Saved data entries

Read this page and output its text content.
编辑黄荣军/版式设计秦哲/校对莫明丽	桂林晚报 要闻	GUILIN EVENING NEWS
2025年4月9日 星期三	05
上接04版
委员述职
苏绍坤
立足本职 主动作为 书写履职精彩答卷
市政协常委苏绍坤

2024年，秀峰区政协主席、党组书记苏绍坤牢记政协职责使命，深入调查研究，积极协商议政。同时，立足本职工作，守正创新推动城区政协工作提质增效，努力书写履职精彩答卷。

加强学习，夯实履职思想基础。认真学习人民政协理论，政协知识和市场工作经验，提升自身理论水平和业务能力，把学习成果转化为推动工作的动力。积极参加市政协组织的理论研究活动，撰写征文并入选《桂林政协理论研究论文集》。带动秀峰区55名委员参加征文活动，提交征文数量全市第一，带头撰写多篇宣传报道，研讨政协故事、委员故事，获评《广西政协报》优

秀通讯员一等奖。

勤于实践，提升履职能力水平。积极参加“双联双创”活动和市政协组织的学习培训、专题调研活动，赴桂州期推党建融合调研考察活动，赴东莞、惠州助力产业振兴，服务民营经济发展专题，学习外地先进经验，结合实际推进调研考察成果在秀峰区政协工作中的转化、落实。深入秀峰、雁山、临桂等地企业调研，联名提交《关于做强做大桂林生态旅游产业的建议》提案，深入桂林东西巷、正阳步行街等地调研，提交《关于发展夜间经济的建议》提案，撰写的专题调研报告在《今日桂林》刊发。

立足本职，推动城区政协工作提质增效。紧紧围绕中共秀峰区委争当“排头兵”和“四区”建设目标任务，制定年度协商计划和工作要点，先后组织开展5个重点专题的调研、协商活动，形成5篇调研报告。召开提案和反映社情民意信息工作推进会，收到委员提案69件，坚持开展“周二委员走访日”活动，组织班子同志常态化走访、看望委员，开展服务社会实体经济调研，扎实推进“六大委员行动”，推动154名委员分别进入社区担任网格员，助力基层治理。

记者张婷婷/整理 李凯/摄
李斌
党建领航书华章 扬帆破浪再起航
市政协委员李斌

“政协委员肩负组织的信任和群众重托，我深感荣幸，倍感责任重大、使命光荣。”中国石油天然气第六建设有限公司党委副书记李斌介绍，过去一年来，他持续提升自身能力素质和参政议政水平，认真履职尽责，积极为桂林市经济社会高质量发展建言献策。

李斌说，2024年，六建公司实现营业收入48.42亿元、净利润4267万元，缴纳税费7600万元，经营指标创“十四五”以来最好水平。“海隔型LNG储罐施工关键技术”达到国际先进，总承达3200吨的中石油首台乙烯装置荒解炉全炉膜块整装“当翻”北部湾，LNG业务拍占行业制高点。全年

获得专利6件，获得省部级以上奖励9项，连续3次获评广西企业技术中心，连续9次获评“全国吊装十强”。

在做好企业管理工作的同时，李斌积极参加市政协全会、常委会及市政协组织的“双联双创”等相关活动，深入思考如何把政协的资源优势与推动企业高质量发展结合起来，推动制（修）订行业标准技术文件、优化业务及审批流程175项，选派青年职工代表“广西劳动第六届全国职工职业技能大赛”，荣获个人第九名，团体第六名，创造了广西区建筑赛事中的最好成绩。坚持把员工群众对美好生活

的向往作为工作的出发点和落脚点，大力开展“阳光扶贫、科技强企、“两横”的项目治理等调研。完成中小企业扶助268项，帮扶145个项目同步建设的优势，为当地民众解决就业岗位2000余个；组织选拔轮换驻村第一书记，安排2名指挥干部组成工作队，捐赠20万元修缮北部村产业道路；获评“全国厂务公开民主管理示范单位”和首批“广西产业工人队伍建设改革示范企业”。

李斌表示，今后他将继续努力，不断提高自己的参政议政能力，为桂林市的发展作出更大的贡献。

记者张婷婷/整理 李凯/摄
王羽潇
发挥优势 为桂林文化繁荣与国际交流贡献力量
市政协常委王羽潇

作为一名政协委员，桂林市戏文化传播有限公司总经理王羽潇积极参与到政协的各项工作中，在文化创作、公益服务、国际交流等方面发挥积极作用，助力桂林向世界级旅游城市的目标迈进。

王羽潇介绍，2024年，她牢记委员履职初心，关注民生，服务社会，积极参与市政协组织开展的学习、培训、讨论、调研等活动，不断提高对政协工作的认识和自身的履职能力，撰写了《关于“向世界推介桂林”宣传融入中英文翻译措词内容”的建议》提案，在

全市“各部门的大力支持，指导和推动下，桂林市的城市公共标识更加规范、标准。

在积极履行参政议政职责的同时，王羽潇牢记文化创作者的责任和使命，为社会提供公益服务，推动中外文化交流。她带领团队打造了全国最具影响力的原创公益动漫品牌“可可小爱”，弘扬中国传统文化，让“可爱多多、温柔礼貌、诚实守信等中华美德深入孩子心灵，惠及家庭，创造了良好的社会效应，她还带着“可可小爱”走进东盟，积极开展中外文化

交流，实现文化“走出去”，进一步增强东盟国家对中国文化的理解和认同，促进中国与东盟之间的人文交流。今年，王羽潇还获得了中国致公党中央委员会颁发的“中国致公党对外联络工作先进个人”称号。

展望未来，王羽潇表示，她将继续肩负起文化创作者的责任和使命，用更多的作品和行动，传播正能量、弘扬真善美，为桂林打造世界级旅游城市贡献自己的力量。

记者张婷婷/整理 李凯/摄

Work to do: Make an exact copy of the listing, including every line.

Task solution:
Read this page and output its text content.
编辑黄荣军/版式设计秦哲/校对莫明丽	桂林晚报 要闻	GUILIN EVENING NEWS
2025年4月9日 星期三	05
上接04版
委员述职
苏绍坤
立足本职 主动作为 书写履职精彩答卷
市政协常委苏绍坤

2024年，秀峰区政协主席、党组书记苏绍坤牢记政协职责使命，深入调查研究，积极协商议政。同时，立足本职工作，守正创新推动城区政协工作提质增效，努力书写履职精彩答卷。

加强学习，夯实履职思想基础。认真学习人民政协理论，政协知识和市场工作经验，提升自身理论水平和业务能力，把学习成果转化为推动工作的动力。积极参加市政协组织的理论研究活动，撰写征文并入选《桂林政协理论研究论文集》。带动秀峰区55名委员参加征文活动，提交征文数量全市第一，带头撰写多篇宣传报道，研讨政协故事、委员故事，获评《广西政协报》优

秀通讯员一等奖。

勤于实践，提升履职能力水平。积极参加“双联双创”活动和市政协组织的学习培训、专题调研活动，赴桂州期推党建融合调研考察活动，赴东莞、惠州助力产业振兴，服务民营经济发展专题，学习外地先进经验，结合实际推进调研考察成果在秀峰区政协工作中的转化、落实。深入秀峰、雁山、临桂等地企业调研，联名提交《关于做强做大桂林生态旅游产业的建议》提案，深入桂林东西巷、正阳步行街等地调研，提交《关于发展夜间经济的建议》提案，撰写的专题调研报告在《今日桂林》刊发。

立足本职，推动城区政协工作提质增效。紧紧围绕中共秀峰区委争当“排头兵”和“四区”建设目标任务，制定年度协商计划和工作要点，先后组织开展5个重点专题的调研、协商活动，形成5篇调研报告。召开提案和反映社情民意信息工作推进会，收到委员提案69件，坚持开展“周二委员走访日”活动，组织班子同志常态化走访、看望委员，开展服务社会实体经济调研，扎实推进“六大委员行动”，推动154名委员分别进入社区担任网格员，助力基层治理。

记者张婷婷/整理 李凯/摄
李斌
党建领航书华章 扬帆破浪再起航
市政协委员李斌

“政协委员肩负组织的信任和群众重托，我深感荣幸，倍感责任重大、使命光荣。”中国石油天然气第六建设有限公司党委副书记李斌介绍，过去一年来，他持续提升自身能力素质和参政议政水平，认真履职尽责，积极为桂林市经济社会高质量发展建言献策。

李斌说，2024年，六建公司实现营业收入48.42亿元、净利润4267万元，缴纳税费7600万元，经营指标创“十四五”以来最好水平。“海隔型LNG储罐施工关键技术”达到国际先进，总承达3200吨的中石油首台乙烯装置荒解炉全炉膜块整装“当翻”北部湾，LNG业务拍占行业制高点。全年

获得专利6件，获得省部级以上奖励9项，连续3次获评广西企业技术中心，连续9次获评“全国吊装十强”。

在做好企业管理工作的同时，李斌积极参加市政协全会、常委会及市政协组织的“双联双创”等相关活动，深入思考如何把政协的资源优势与推动企业高质量发展结合起来，推动制（修）订行业标准技术文件、优化业务及审批流程175项，选派青年职工代表“广西劳动第六届全国职工职业技能大赛”，荣获个人第九名，团体第六名，创造了广西区建筑赛事中的最好成绩。坚持把员工群众对美好生活

的向往作为工作的出发点和落脚点，大力开展“阳光扶贫、科技强企、“两横”的项目治理等调研。完成中小企业扶助268项，帮扶145个项目同步建设的优势，为当地民众解决就业岗位2000余个；组织选拔轮换驻村第一书记，安排2名指挥干部组成工作队，捐赠20万元修缮北部村产业道路；获评“全国厂务公开民主管理示范单位”和首批“广西产业工人队伍建设改革示范企业”。

李斌表示，今后他将继续努力，不断提高自己的参政议政能力，为桂林市的发展作出更大的贡献。

记者张婷婷/整理 李凯/摄
王羽潇
发挥优势 为桂林文化繁荣与国际交流贡献力量
市政协常委王羽潇

作为一名政协委员，桂林市戏文化传播有限公司总经理王羽潇积极参与到政协的各项工作中，在文化创作、公益服务、国际交流等方面发挥积极作用，助力桂林向世界级旅游城市的目标迈进。

王羽潇介绍，2024年，她牢记委员履职初心，关注民生，服务社会，积极参与市政协组织开展的学习、培训、讨论、调研等活动，不断提高对政协工作的认识和自身的履职能力，撰写了《关于“向世界推介桂林”宣传融入中英文翻译措词内容”的建议》提案，在

全市“各部门的大力支持，指导和推动下，桂林市的城市公共标识更加规范、标准。

在积极履行参政议政职责的同时，王羽潇牢记文化创作者的责任和使命，为社会提供公益服务，推动中外文化交流。她带领团队打造了全国最具影响力的原创公益动漫品牌“可可小爱”，弘扬中国传统文化，让“可爱多多、温柔礼貌、诚实守信等中华美德深入孩子心灵，惠及家庭，创造了良好的社会效应，她还带着“可可小爱”走进东盟，积极开展中外文化

交流，实现文化“走出去”，进一步增强东盟国家对中国文化的理解和认同，促进中国与东盟之间的人文交流。今年，王羽潇还获得了中国致公党中央委员会颁发的“中国致公党对外联络工作先进个人”称号。

展望未来，王羽潇表示，她将继续肩负起文化创作者的责任和使命，用更多的作品和行动，传播正能量、弘扬真善美，为桂林打造世界级旅游城市贡献自己的力量。

记者张婷婷/整理 李凯/摄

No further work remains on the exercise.